-- start of Excerpted records --

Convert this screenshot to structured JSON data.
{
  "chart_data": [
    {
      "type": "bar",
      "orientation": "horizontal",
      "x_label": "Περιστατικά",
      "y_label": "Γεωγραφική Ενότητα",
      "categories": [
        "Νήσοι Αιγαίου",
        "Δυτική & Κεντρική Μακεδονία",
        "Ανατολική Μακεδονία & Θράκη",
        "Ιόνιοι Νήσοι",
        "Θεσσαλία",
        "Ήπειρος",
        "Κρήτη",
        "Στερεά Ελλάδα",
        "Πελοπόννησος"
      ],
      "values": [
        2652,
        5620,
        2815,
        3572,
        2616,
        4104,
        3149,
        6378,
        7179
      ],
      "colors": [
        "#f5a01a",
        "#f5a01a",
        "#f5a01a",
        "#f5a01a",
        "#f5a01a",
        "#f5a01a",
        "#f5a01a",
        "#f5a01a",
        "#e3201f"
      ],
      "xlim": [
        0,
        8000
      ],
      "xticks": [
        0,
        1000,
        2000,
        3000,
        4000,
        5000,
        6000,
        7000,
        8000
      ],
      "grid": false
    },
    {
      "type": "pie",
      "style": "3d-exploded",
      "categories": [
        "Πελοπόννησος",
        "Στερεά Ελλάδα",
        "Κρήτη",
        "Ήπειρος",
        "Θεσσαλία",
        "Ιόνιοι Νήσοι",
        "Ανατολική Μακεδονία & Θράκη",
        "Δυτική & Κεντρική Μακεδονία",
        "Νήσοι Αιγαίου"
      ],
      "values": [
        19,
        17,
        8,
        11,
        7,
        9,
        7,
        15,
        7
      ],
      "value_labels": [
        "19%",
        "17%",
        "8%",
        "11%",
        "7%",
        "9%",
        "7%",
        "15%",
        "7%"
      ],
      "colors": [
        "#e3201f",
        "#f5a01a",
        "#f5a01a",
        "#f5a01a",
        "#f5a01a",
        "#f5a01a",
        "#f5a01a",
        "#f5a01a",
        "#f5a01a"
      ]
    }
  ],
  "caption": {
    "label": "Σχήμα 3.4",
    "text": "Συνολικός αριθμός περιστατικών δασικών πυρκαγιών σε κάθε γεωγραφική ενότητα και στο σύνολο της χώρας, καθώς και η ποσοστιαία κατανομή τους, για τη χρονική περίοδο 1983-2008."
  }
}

-- end of Excerpted records --

Write the data from above out again, exactly.

Exercise solution —
Convert this screenshot to structured JSON data.
{
  "chart_data": [
    {
      "type": "bar",
      "orientation": "horizontal",
      "x_label": "Περιστατικά",
      "y_label": "Γεωγραφική Ενότητα",
      "categories": [
        "Νήσοι Αιγαίου",
        "Δυτική & Κεντρική Μακεδονία",
        "Ανατολική Μακεδονία & Θράκη",
        "Ιόνιοι Νήσοι",
        "Θεσσαλία",
        "Ήπειρος",
        "Κρήτη",
        "Στερεά Ελλάδα",
        "Πελοπόννησος"
      ],
      "values": [
        2652,
        5620,
        2815,
        3572,
        2616,
        4104,
        3149,
        6378,
        7179
      ],
      "colors": [
        "#f5a01a",
        "#f5a01a",
        "#f5a01a",
        "#f5a01a",
        "#f5a01a",
        "#f5a01a",
        "#f5a01a",
        "#f5a01a",
        "#e3201f"
      ],
      "xlim": [
        0,
        8000
      ],
      "xticks": [
        0,
        1000,
        2000,
        3000,
        4000,
        5000,
        6000,
        7000,
        8000
      ],
      "grid": false
    },
    {
      "type": "pie",
      "style": "3d-exploded",
      "categories": [
        "Πελοπόννησος",
        "Στερεά Ελλάδα",
        "Κρήτη",
        "Ήπειρος",
        "Θεσσαλία",
        "Ιόνιοι Νήσοι",
        "Ανατολική Μακεδονία & Θράκη",
        "Δυτική & Κεντρική Μακεδονία",
        "Νήσοι Αιγαίου"
      ],
      "values": [
        19,
        17,
        8,
        11,
        7,
        9,
        7,
        15,
        7
      ],
      "value_labels": [
        "19%",
        "17%",
        "8%",
        "11%",
        "7%",
        "9%",
        "7%",
        "15%",
        "7%"
      ],
      "colors": [
        "#e3201f",
        "#f5a01a",
        "#f5a01a",
        "#f5a01a",
        "#f5a01a",
        "#f5a01a",
        "#f5a01a",
        "#f5a01a",
        "#f5a01a"
      ]
    }
  ],
  "caption": {
    "label": "Σχήμα 3.4",
    "text": "Συνολικός αριθμός περιστατικών δασικών πυρκαγιών σε κάθε γεωγραφική ενότητα και στο σύνολο της χώρας, καθώς και η ποσοστιαία κατανομή τους, για τη χρονική περίοδο 1983-2008."
  }
}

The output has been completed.